◆ What you are asked to do:
Go through the records and extract every line with the word "register".

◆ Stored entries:

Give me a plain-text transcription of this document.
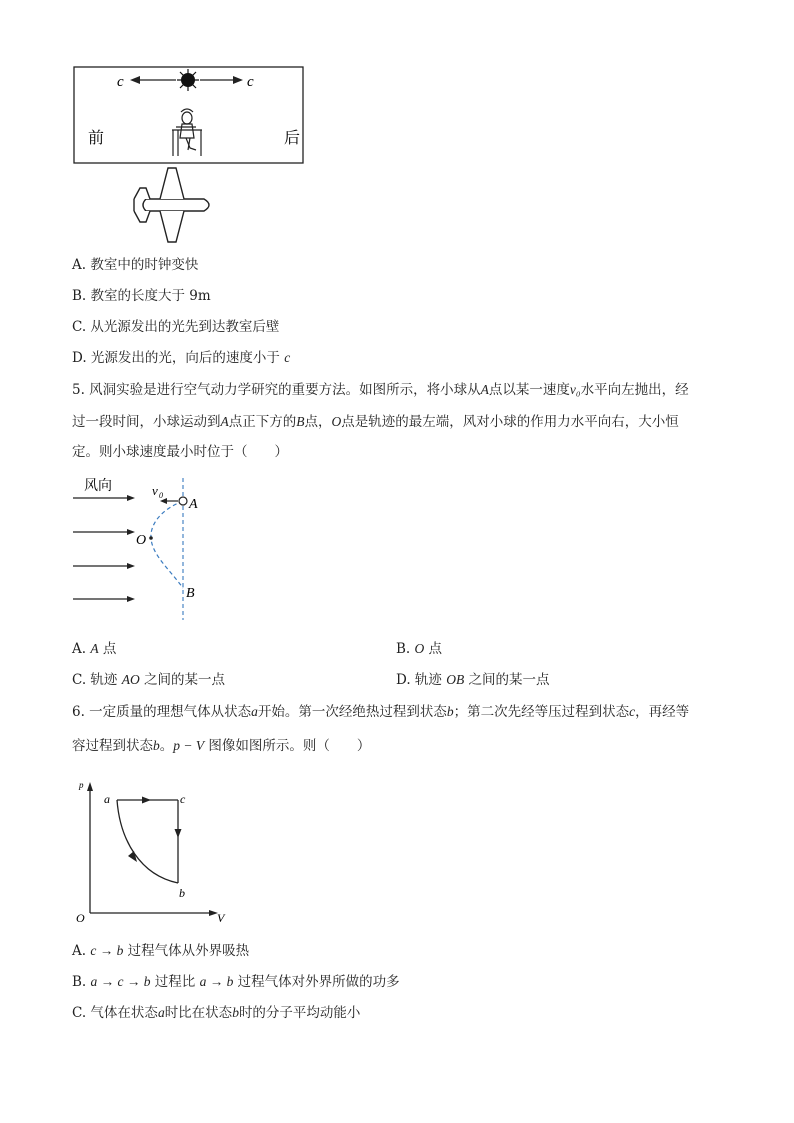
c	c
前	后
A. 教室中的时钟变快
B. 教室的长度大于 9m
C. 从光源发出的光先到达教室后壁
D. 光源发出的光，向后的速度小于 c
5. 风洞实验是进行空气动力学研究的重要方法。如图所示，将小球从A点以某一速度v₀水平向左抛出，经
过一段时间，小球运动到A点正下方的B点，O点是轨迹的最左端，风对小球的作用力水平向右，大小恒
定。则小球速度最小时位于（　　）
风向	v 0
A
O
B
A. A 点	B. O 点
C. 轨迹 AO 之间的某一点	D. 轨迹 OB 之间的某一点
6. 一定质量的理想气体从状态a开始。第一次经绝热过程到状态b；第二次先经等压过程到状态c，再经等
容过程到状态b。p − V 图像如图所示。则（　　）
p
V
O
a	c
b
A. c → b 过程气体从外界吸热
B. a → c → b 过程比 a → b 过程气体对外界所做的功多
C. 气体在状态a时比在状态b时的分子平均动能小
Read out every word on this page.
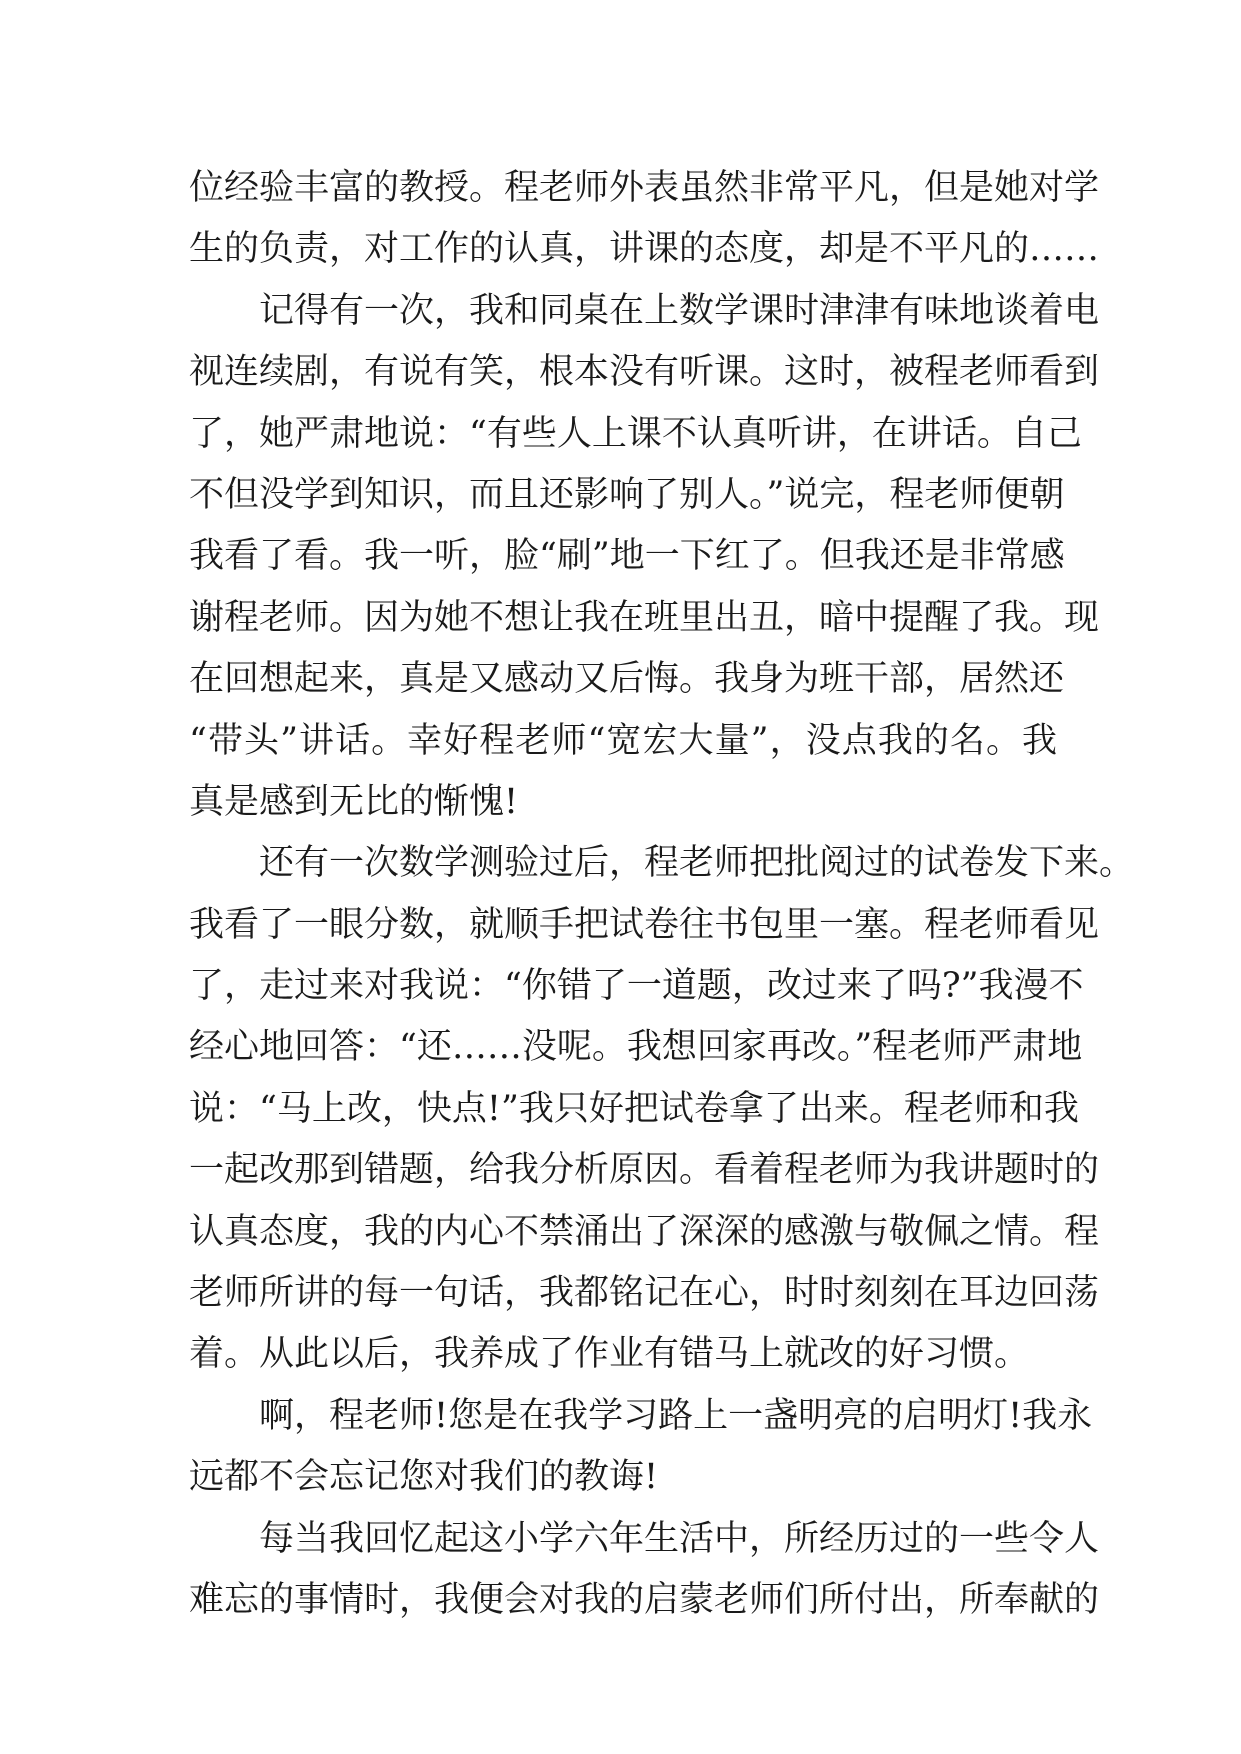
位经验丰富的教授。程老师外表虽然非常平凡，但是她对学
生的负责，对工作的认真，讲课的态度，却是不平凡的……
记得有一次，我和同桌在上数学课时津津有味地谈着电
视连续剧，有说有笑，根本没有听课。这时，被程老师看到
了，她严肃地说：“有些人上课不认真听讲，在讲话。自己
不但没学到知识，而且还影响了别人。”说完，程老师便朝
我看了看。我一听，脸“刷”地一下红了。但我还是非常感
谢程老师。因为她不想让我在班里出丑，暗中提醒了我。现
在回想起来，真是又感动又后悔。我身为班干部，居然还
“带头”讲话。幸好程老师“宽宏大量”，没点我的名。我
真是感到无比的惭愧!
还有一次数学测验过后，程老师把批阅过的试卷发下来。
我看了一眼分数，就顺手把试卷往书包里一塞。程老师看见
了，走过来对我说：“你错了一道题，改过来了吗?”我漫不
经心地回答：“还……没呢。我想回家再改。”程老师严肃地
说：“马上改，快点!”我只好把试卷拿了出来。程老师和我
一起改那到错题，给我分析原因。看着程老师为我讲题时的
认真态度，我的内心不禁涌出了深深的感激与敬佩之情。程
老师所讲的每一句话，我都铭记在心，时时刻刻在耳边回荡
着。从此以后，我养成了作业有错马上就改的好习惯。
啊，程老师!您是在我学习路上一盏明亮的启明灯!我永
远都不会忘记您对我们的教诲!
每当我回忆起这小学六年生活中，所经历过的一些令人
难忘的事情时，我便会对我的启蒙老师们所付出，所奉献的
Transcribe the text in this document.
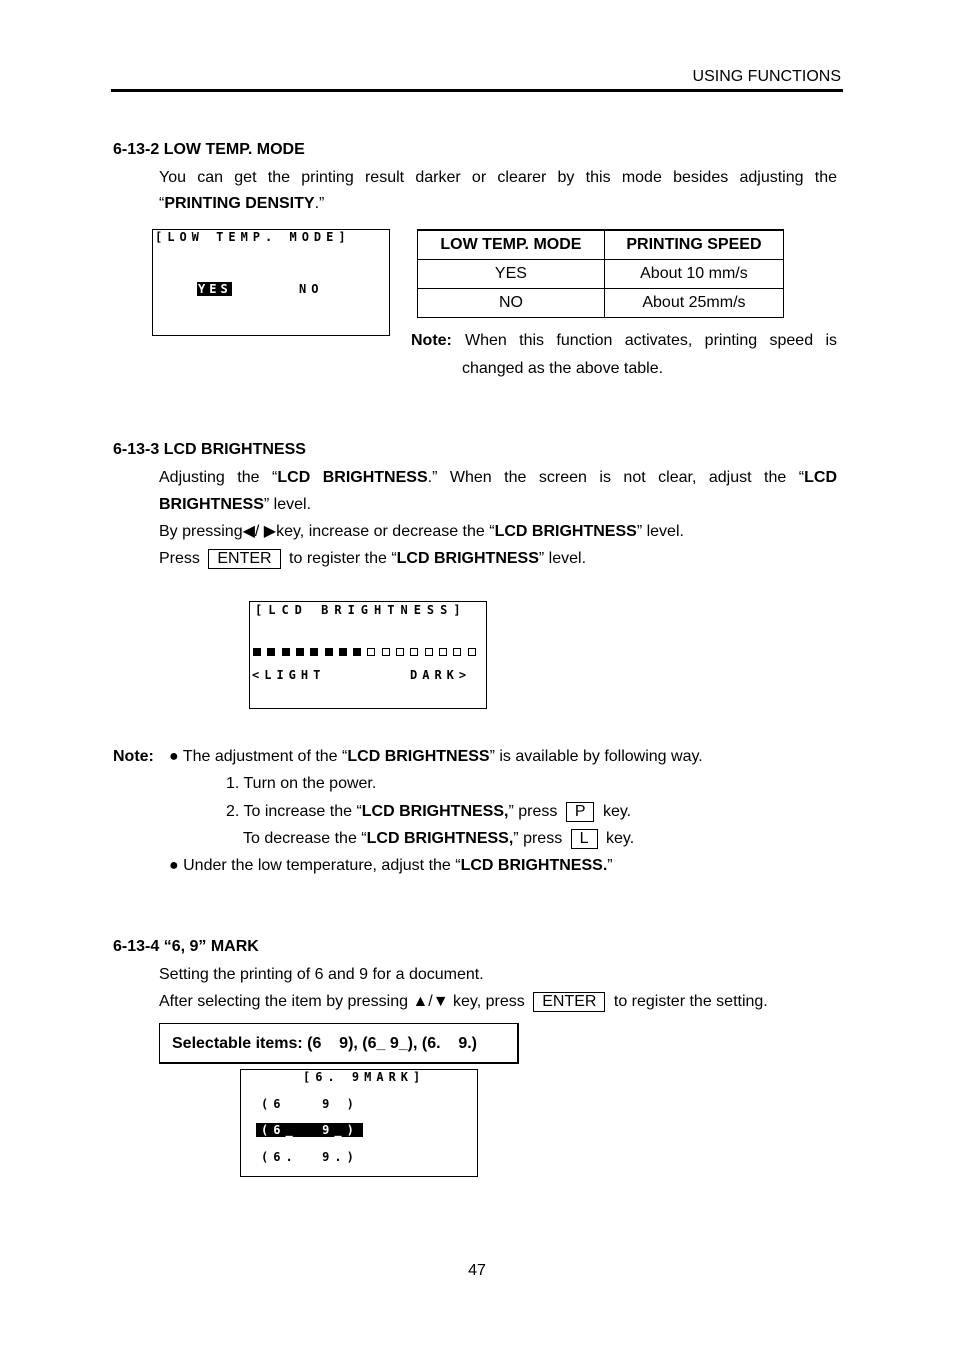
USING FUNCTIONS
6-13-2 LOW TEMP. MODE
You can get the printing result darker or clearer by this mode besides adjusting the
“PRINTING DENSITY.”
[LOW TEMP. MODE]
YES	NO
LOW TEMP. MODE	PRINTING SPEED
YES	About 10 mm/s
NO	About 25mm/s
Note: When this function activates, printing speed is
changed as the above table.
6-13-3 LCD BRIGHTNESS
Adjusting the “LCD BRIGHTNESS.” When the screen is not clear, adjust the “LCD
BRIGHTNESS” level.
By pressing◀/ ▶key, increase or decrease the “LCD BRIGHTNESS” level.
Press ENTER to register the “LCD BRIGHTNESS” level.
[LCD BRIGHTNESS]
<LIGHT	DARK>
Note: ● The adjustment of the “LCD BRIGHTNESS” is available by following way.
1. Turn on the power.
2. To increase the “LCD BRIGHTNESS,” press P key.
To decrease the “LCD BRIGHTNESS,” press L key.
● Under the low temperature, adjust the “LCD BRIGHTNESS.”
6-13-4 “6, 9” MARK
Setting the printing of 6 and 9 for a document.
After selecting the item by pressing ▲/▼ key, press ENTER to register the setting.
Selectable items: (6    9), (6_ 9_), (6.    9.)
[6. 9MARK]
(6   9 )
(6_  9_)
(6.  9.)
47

◆ Exercise solution:
Press ENTER to register the “LCD BRIGHTNESS” level.
After selecting the item by pressing ▲/▼ key, press ENTER to register the setting.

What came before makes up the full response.